**What you are asked to do:**
Count every line of the listing where the string "likes" occurs, and reply with the count alone.

===== Supplied entries =====

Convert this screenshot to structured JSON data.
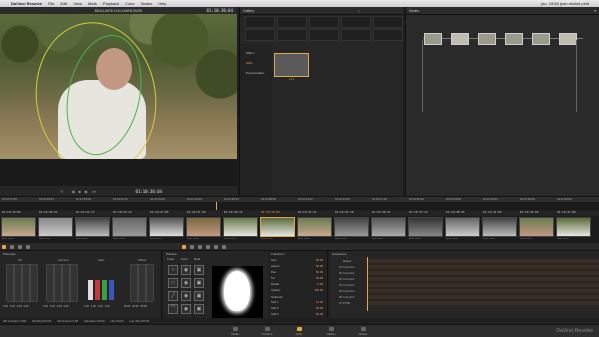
{
  "menubar": {
    "app": "DaVinci Resolve",
    "items": [
      "File",
      "Edit",
      "View",
      "Mark",
      "Playback",
      "Color",
      "Nodes",
      "Help"
    ],
    "status_right": "jeu. 19:55  jean-michel petit"
  },
  "viewer": {
    "project_name": "BEAUJARD DOCUMENTAIRE",
    "timecode_top": "01:10:30:04",
    "timecode_bottom": "01:10:30:04"
  },
  "gallery": {
    "title": "Gallery",
    "search": "",
    "albums": [
      "Stills 1",
      "Stills",
      "PowerGrades"
    ],
    "active_album": "Stills",
    "still_label": "1.1.1"
  },
  "nodes": {
    "title": "Nodes",
    "labels": [
      "01",
      "02",
      "03",
      "04",
      "05",
      "06",
      "07"
    ]
  },
  "timeline": {
    "ruler": [
      "01:10:17:00",
      "01:10:20:04",
      "01:10:23:08",
      "01:10:26:12",
      "01:10:29:16",
      "01:10:32:20",
      "01:10:35:24",
      "01:10:38:28",
      "01:10:41:32",
      "01:10:44:36",
      "01:10:47:40",
      "01:10:50:44",
      "01:10:53:48",
      "01:10:56:52",
      "01:10:59:56",
      "01:11:03:00"
    ],
    "clip_timecodes": [
      "01:10:19:06",
      "01:10:20:21",
      "01:10:21:17",
      "01:10:23:12",
      "01:10:27:06",
      "01:10:27:20",
      "01:10:29:12",
      "01:10:30:04",
      "01:10:31:11",
      "01:10:33:16",
      "01:10:36:21",
      "01:10:37:12",
      "01:10:38:25",
      "01:10:41:05",
      "01:10:44:02",
      "01:10:47:08"
    ],
    "clip_labels": [
      "A001 C004",
      "A001 C007",
      "A001 C010",
      "A001 C012",
      "A001 C015",
      "A001 C016",
      "A001 C018",
      "A001 C019",
      "A001 C022",
      "A001 C025",
      "A001 C027",
      "A001 C028",
      "A001 C031",
      "A001 C033",
      "A001 C036",
      "A001 C038"
    ]
  },
  "primaries": {
    "title": "Primaries",
    "wheels": [
      "Lift",
      "Gamma",
      "Gain",
      "Offset"
    ],
    "lift_values": [
      "0.00",
      "0.00",
      "0.00",
      "0.00"
    ],
    "gamma_values": [
      "0.00",
      "0.00",
      "0.00",
      "0.00"
    ],
    "gain_values": [
      "1.00",
      "1.00",
      "1.00",
      "1.00"
    ],
    "offset_values": [
      "25.00",
      "25.00",
      "25.00"
    ]
  },
  "window": {
    "title": "Window",
    "columns": [
      "Linear",
      "Invert",
      "Mask"
    ],
    "shapes": [
      "circle",
      "square",
      "linear",
      "polygon",
      "curve"
    ]
  },
  "transform": {
    "title": "Transform",
    "rows": [
      {
        "k": "Size",
        "v": "50.00"
      },
      {
        "k": "Aspect",
        "v": "50.00"
      },
      {
        "k": "Pan",
        "v": "50.00"
      },
      {
        "k": "Tilt",
        "v": "50.00"
      },
      {
        "k": "Rotate",
        "v": "0.00"
      },
      {
        "k": "Opacity",
        "v": "100.00"
      }
    ],
    "softness_title": "Softness",
    "softness_rows": [
      {
        "k": "Soft 1",
        "v": "12.00"
      },
      {
        "k": "Soft 2",
        "v": "50.00"
      },
      {
        "k": "Soft 3",
        "v": "50.00"
      },
      {
        "k": "Soft 4",
        "v": "50.00"
      }
    ]
  },
  "keyframes": {
    "title": "Keyframes",
    "tracks": [
      "Master",
      "01 Corrector",
      "02 Corrector",
      "03 Corrector",
      "04 Corrector",
      "05 Corrector",
      "06 Corrector",
      "07 PTZR"
    ]
  },
  "status": {
    "items": [
      "HR Contrast 1.000",
      "HR Bend 50.00",
      "HR Horizon 0.00",
      "Saturation 50.00",
      "Hue 50.00",
      "Lum Mix 100.00"
    ]
  },
  "pagebar": {
    "pages": [
      "Media",
      "Conform",
      "Color",
      "Gallery",
      "Deliver"
    ],
    "active": "Color",
    "brand": "DaVinci Resolve"
  },
  "colors": {
    "accent": "#e3a64a",
    "background": "#1e1e1e"
  }
}
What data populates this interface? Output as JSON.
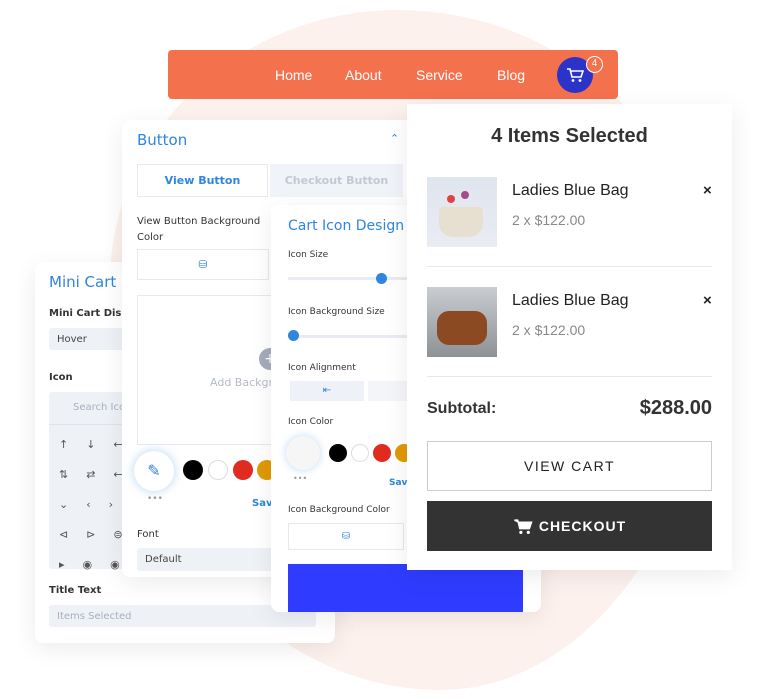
{
  "nav": {
    "items": [
      "Home",
      "About",
      "Service",
      "Blog"
    ],
    "cart_count": "4",
    "bg": "#f4714e",
    "cart_bg": "#2b33c8"
  },
  "mini_cart": {
    "title": "Mini Cart",
    "display_label": "Mini Cart Disp",
    "display_value": "Hover",
    "icon_label": "Icon",
    "search_placeholder": "Search Ico",
    "title_text_label": "Title Text",
    "title_text_value": "Items Selected"
  },
  "button_panel": {
    "title": "Button",
    "tabs": [
      "View Button",
      "Checkout Button"
    ],
    "bg_label": "View Button Background Color",
    "add_bg": "Add Backgr",
    "save": "Save",
    "font_label": "Font",
    "font_value": "Default"
  },
  "icon_panel": {
    "title": "Cart Icon Design",
    "icon_size": "Icon Size",
    "icon_bg_size": "Icon Background Size",
    "icon_alignment": "Icon Alignment",
    "icon_color": "Icon Color",
    "save": "Save",
    "icon_bg_color": "Icon Background Color",
    "icon_size_value": 0.82,
    "icon_bg_size_value": 0.0
  },
  "swatches": [
    "#000000",
    "#ffffff",
    "#e02b20",
    "#e09900"
  ],
  "cart": {
    "title": "4 Items Selected",
    "items": [
      {
        "name": "Ladies Blue Bag",
        "price": "2 x $122.00"
      },
      {
        "name": "Ladies Blue Bag",
        "price": "2 x $122.00"
      }
    ],
    "subtotal_label": "Subtotal:",
    "subtotal_value": "$288.00",
    "view_cart": "VIEW CART",
    "checkout": "CHECKOUT"
  }
}
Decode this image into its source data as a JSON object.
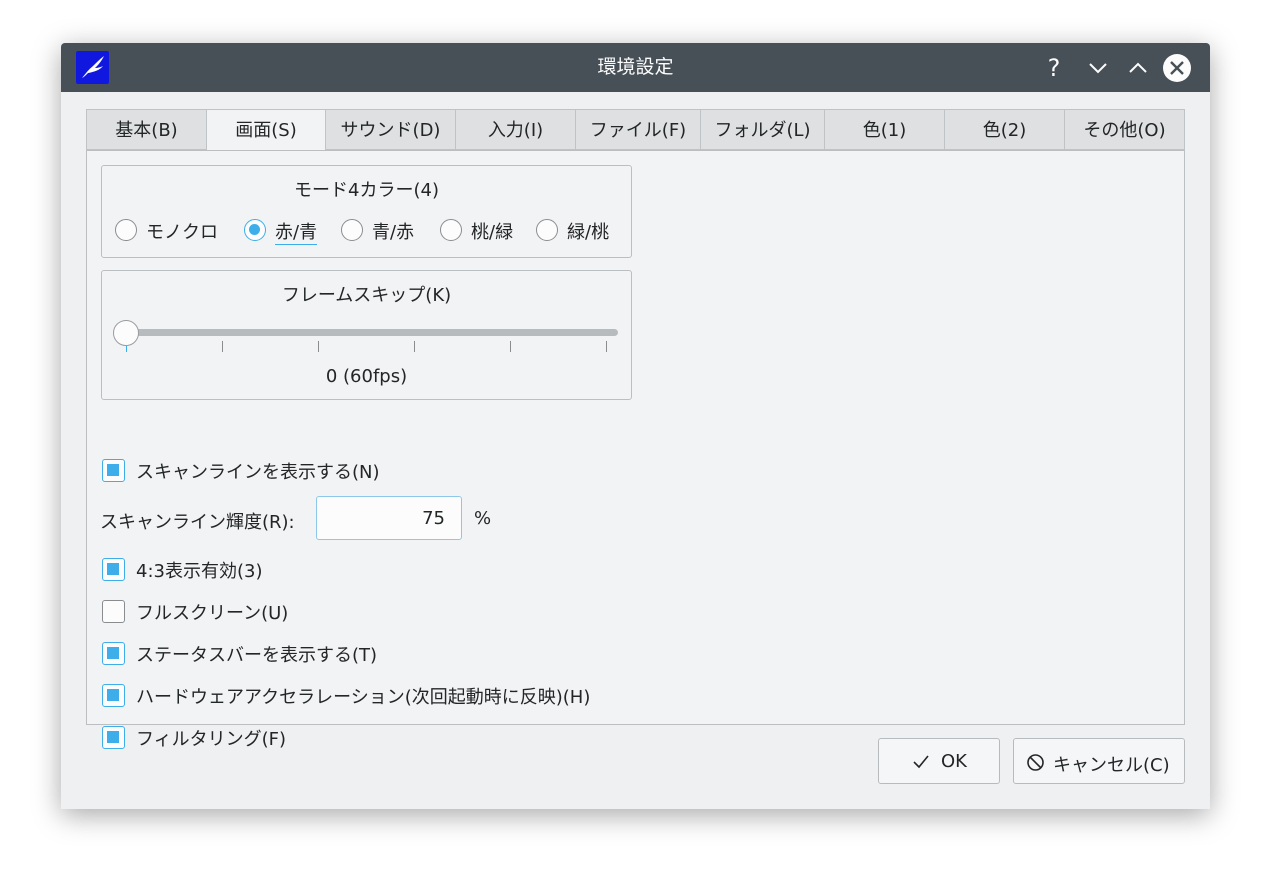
{
  "window": {
    "title": "環境設定",
    "help_glyph": "?",
    "accent_color": "#3daee9",
    "titlebar_color": "#475057"
  },
  "tabs": [
    {
      "label": "基本(B)",
      "active": false
    },
    {
      "label": "画面(S)",
      "active": true
    },
    {
      "label": "サウンド(D)",
      "active": false
    },
    {
      "label": "入力(I)",
      "active": false
    },
    {
      "label": "ファイル(F)",
      "active": false
    },
    {
      "label": "フォルダ(L)",
      "active": false
    },
    {
      "label": "色(1)",
      "active": false
    },
    {
      "label": "色(2)",
      "active": false
    },
    {
      "label": "その他(O)",
      "active": false
    }
  ],
  "mode_group": {
    "title": "モード4カラー(4)",
    "options": [
      {
        "label": "モノクロ",
        "selected": false
      },
      {
        "label": "赤/青",
        "selected": true
      },
      {
        "label": "青/赤",
        "selected": false
      },
      {
        "label": "桃/緑",
        "selected": false
      },
      {
        "label": "緑/桃",
        "selected": false
      }
    ]
  },
  "frameskip_group": {
    "title": "フレームスキップ(K)",
    "value_text": "0 (60fps)",
    "slider_value": 0,
    "slider_max": 5
  },
  "options": {
    "scanline": {
      "label": "スキャンラインを表示する(N)",
      "checked": true
    },
    "scanline_brightness": {
      "label": "スキャンライン輝度(R):",
      "value": "75",
      "unit": "%"
    },
    "aspect43": {
      "label": "4:3表示有効(3)",
      "checked": true
    },
    "fullscreen": {
      "label": "フルスクリーン(U)",
      "checked": false
    },
    "statusbar": {
      "label": "ステータスバーを表示する(T)",
      "checked": true
    },
    "hwaccel": {
      "label": "ハードウェアアクセラレーション(次回起動時に反映)(H)",
      "checked": true
    },
    "filtering": {
      "label": "フィルタリング(F)",
      "checked": true
    }
  },
  "buttons": {
    "ok_label": "OK",
    "cancel_label": "キャンセル(C)"
  }
}
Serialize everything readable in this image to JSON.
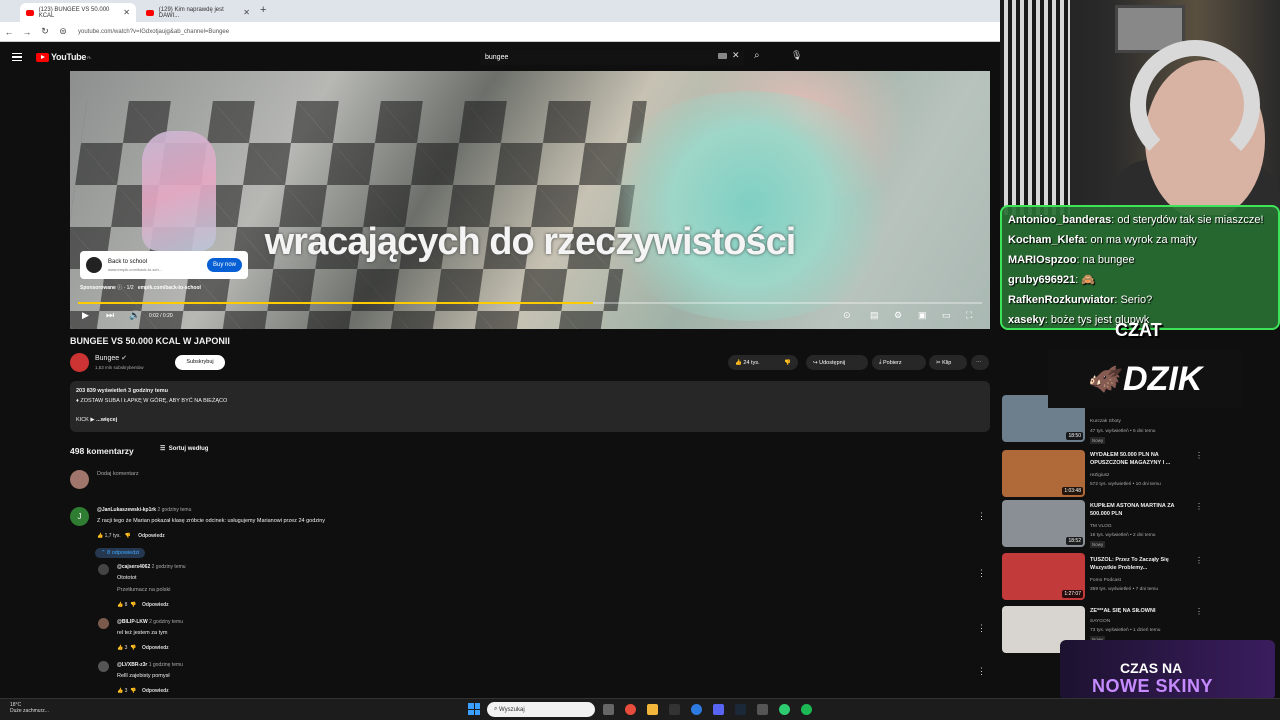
{
  "browser": {
    "tabs": [
      {
        "title": "(123) BUNGEE VS 50.000 KCAL"
      },
      {
        "title": "(129) Kim naprawdę jest DAWI..."
      }
    ],
    "new_tab": "+",
    "url": "youtube.com/watch?v=IGdxotjaujg&ab_channel=Bungee"
  },
  "youtube": {
    "logo": "YouTube",
    "region": "PL",
    "search_value": "bungee"
  },
  "video": {
    "caption": "wracających do rzeczywistości",
    "progress": 0.57,
    "time": "0:02 / 0:20",
    "ad": {
      "title": "Back to school",
      "url": "www.empik.com/back-to-sch...",
      "button": "Buy now",
      "sponsor_label": "Sponsorowane",
      "sponsor_count": "· 1/2",
      "sponsor_link": "empik.com/back-to-school"
    },
    "title": "BUNGEE VS 50.000 KCAL W JAPONII",
    "channel": "Bungee",
    "subscribers": "1,53 mln subskrybentów",
    "subscribe": "Subskrybuj",
    "likes": "24 tys.",
    "share": "Udostępnij",
    "download": "Pobierz",
    "clip": "Klip"
  },
  "description": {
    "stats": "203 839 wyświetleń  3 godziny temu",
    "line1": "♦ ZOSTAW SUBA I ŁAPKĘ W GÓRĘ, ABY BYĆ NA BIEŻĄCO",
    "line2": "KICK ▶",
    "more": "...więcej"
  },
  "comments": {
    "count": "498 komentarzy",
    "sort": "Sortuj według",
    "add": "Dodaj komentarz",
    "top": {
      "avatar_letter": "J",
      "user": "@JanLukaszewski-kp1rk",
      "time": "2 godziny temu",
      "text": "Z racji tego że Marian pokazał klasę zróbcie odcinek: usługujemy Marianowi przez 24 godziny",
      "likes": "1,7 tys.",
      "reply": "Odpowiedz",
      "replies_label": "8 odpowiedzi"
    },
    "replies": [
      {
        "user": "@cajsers4062",
        "time": "2 godziny temu",
        "text": "Otototot",
        "translate": "Przetłumacz na polski",
        "likes": "8",
        "reply": "Odpowiedz"
      },
      {
        "user": "@BILIP-LKW",
        "time": "2 godziny temu",
        "text": "rel też jestem za tym",
        "translate": "",
        "likes": "3",
        "reply": "Odpowiedz"
      },
      {
        "user": "@LVXBR-z3r",
        "time": "1 godzinę temu",
        "text": "Relll zajebisty pomysł",
        "translate": "",
        "likes": "3",
        "reply": "Odpowiedz"
      }
    ]
  },
  "stream": {
    "chat": [
      {
        "name": "Antonioo_banderas",
        "msg": ": od sterydów tak sie miaszcze!"
      },
      {
        "name": "Kocham_Klefa",
        "msg": ": on ma wyrok za majty"
      },
      {
        "name": "MARIOspzoo",
        "msg": ": na bungee"
      },
      {
        "name": "gruby696921",
        "msg": ": 🙈"
      },
      {
        "name": "RafkenRozkurwiator",
        "msg": ": Serio?"
      },
      {
        "name": "xasekу",
        "msg": ": boże tys jest glupwk"
      }
    ],
    "chat_label": "CZAT",
    "sponsor": "DZIK",
    "promo_line1": "CZAS NA",
    "promo_line2": "NOWE SKINY"
  },
  "sidebar": [
    {
      "title": "",
      "channel": "Kurczak Shoty",
      "meta": "47 tys. wyświetleń • 5 dni temu",
      "badge": "Nowy",
      "duration": "18:50",
      "color": "#6d7f8d"
    },
    {
      "title": "WYDAŁEM 50.000 PLN NA OPUSZCZONE MAGAZYNY I ...",
      "channel": "reZigiusz",
      "meta": "572 tys. wyświetleń • 10 dni temu",
      "badge": "",
      "duration": "1:03:48",
      "color": "#b06a3a"
    },
    {
      "title": "KUPIŁEM ASTONA MARTINA ZA 500.000 PLN",
      "channel": "TM VLOG",
      "meta": "16 tys. wyświetleń • 2 dni temu",
      "badge": "Nowy",
      "duration": "18:52",
      "color": "#8a8f95"
    },
    {
      "title": "TUSZOL: Przez To Zacząły Się Wszystkie Problemy...",
      "channel": "Fomo Podcast",
      "meta": "359 tys. wyświetleń • 7 dni temu",
      "badge": "",
      "duration": "1:27:07",
      "color": "#c23a3a"
    },
    {
      "title": "ZE***AŁ SIĘ NA SIŁOWNI",
      "channel": "SAYGON",
      "meta": "73 tys. wyświetleń • 1 dzień temu",
      "badge": "Nowy",
      "duration": "",
      "color": "#d8d4cf"
    }
  ],
  "taskbar": {
    "temp": "18°C",
    "weather": "Duże zachmurz...",
    "search": "Wyszukaj"
  }
}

=====

**Result for this task:**
5